▽

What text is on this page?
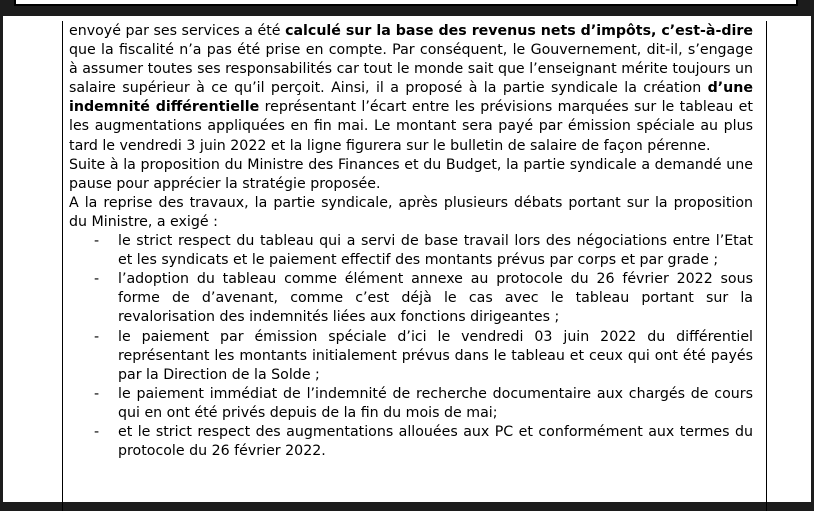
envoyé par ses services a été calculé sur la base des revenus nets d’impôts, c’est-à-dire que la fiscalité n’a pas été prise en compte. Par conséquent, le Gouvernement, dit-il, s’engage à assumer toutes ses responsabilités car tout le monde sait que l’enseignant mérite toujours un salaire supérieur à ce qu’il perçoit. Ainsi, il a proposé à la partie syndicale la création d’une indemnité différentielle représentant l’écart entre les prévisions marquées sur le tableau et les augmentations appliquées en fin mai. Le montant sera payé par émission spéciale au plus tard le vendredi 3 juin 2022 et la ligne figurera sur le bulletin de salaire de façon pérenne.

Suite à la proposition du Ministre des Finances et du Budget, la partie syndicale a demandé une pause pour apprécier la stratégie proposée.

A la reprise des travaux, la partie syndicale, après plusieurs débats portant sur la proposition du Ministre, a exigé :

- le strict respect du tableau qui a servi de base travail lors des négociations entre l’Etat et les syndicats et le paiement effectif des montants prévus par corps et par grade ;
- l’adoption du tableau comme élément annexe au protocole du 26 février 2022 sous forme de d’avenant, comme c’est déjà le cas avec le tableau portant sur la revalorisation des indemnités liées aux fonctions dirigeantes ;
- le paiement par émission spéciale d’ici le vendredi 03 juin 2022 du différentiel représentant les montants initialement prévus dans le tableau et ceux qui ont été payés par la Direction de la Solde ;
- le paiement immédiat de l’indemnité de recherche documentaire aux chargés de cours qui en ont été privés depuis de la fin du mois de mai;
- et le strict respect des augmentations allouées aux PC et conformément aux termes du protocole du 26 février 2022.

△

> [EXERCISE DESCRIPTION]: Extract the entries in full, exactly as they are, minus the pictures.

> [THE RESULT]:
What text is on this page?
envoyé par ses services a été calculé sur la base des revenus nets d’impôts, c’est-à-dire que la fiscalité n’a pas été prise en compte. Par conséquent, le Gouvernement, dit-il, s’engage à assumer toutes ses responsabilités car tout le monde sait que l’enseignant mérite toujours un salaire supérieur à ce qu’il perçoit. Ainsi, il a proposé à la partie syndicale la création d’une indemnité différentielle représentant l’écart entre les prévisions marquées sur le tableau et les augmentations appliquées en fin mai. Le montant sera payé par émission spéciale au plus tard le vendredi 3 juin 2022 et la ligne figurera sur le bulletin de salaire de façon pérenne.

Suite à la proposition du Ministre des Finances et du Budget, la partie syndicale a demandé une pause pour apprécier la stratégie proposée.

A la reprise des travaux, la partie syndicale, après plusieurs débats portant sur la proposition du Ministre, a exigé :

- le strict respect du tableau qui a servi de base travail lors des négociations entre l’Etat et les syndicats et le paiement effectif des montants prévus par corps et par grade ;
- l’adoption du tableau comme élément annexe au protocole du 26 février 2022 sous forme de d’avenant, comme c’est déjà le cas avec le tableau portant sur la revalorisation des indemnités liées aux fonctions dirigeantes ;
- le paiement par émission spéciale d’ici le vendredi 03 juin 2022 du différentiel représentant les montants initialement prévus dans le tableau et ceux qui ont été payés par la Direction de la Solde ;
- le paiement immédiat de l’indemnité de recherche documentaire aux chargés de cours qui en ont été privés depuis de la fin du mois de mai;
- et le strict respect des augmentations allouées aux PC et conformément aux termes du protocole du 26 février 2022.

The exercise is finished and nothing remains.